→ **AIM OF THE TASK**
Quote, word for word, the line containing "What data populates" and all lines that follow it to the end of the records, with no pictures.

→ **TASK DATA**
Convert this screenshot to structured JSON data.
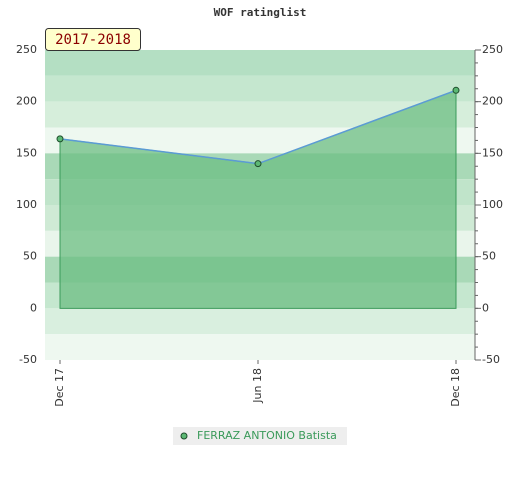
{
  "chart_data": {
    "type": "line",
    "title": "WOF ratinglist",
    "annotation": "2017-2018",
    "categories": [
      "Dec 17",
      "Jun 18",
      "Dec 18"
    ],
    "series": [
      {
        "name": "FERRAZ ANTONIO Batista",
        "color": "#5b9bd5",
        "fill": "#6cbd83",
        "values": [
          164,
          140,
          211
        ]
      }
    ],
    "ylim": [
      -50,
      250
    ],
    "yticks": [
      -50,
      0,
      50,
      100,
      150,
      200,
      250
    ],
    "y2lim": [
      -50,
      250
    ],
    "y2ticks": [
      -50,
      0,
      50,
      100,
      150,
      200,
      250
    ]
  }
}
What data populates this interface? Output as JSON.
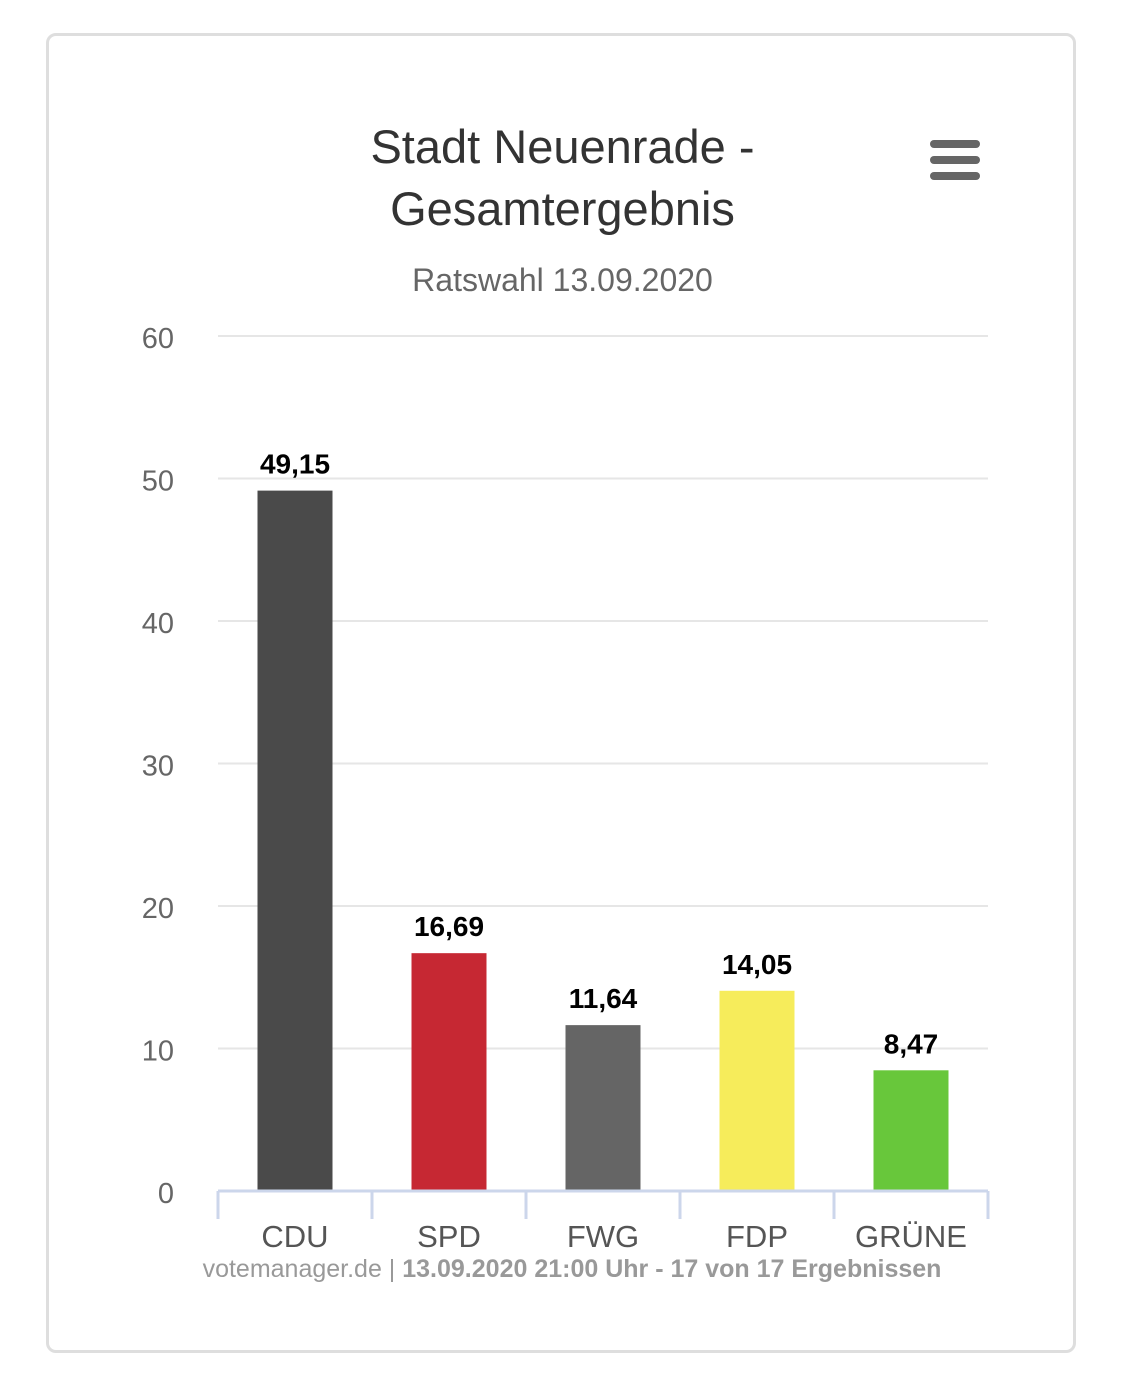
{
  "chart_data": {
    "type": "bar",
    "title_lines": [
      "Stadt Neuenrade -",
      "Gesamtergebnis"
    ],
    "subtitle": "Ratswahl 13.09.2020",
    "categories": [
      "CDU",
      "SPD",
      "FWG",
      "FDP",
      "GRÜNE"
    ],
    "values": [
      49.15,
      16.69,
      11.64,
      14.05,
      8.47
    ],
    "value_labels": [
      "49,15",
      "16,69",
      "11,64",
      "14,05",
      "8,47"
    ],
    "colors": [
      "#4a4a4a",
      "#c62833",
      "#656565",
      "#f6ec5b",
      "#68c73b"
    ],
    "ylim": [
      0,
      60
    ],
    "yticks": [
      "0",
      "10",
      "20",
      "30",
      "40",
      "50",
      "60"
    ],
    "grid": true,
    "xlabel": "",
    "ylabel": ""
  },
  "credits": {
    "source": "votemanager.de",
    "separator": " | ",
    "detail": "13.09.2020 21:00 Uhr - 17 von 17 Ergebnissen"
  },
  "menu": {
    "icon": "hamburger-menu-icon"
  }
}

→ **TASK RESULT**
What data populates this interface? Output as JSON.
{
  "chart_data": {
    "type": "bar",
    "title_lines": [
      "Stadt Neuenrade -",
      "Gesamtergebnis"
    ],
    "subtitle": "Ratswahl 13.09.2020",
    "categories": [
      "CDU",
      "SPD",
      "FWG",
      "FDP",
      "GRÜNE"
    ],
    "values": [
      49.15,
      16.69,
      11.64,
      14.05,
      8.47
    ],
    "value_labels": [
      "49,15",
      "16,69",
      "11,64",
      "14,05",
      "8,47"
    ],
    "colors": [
      "#4a4a4a",
      "#c62833",
      "#656565",
      "#f6ec5b",
      "#68c73b"
    ],
    "ylim": [
      0,
      60
    ],
    "yticks": [
      "0",
      "10",
      "20",
      "30",
      "40",
      "50",
      "60"
    ],
    "grid": true,
    "xlabel": "",
    "ylabel": ""
  },
  "credits": {
    "source": "votemanager.de",
    "separator": " | ",
    "detail": "13.09.2020 21:00 Uhr - 17 von 17 Ergebnissen"
  },
  "menu": {
    "icon": "hamburger-menu-icon"
  }
}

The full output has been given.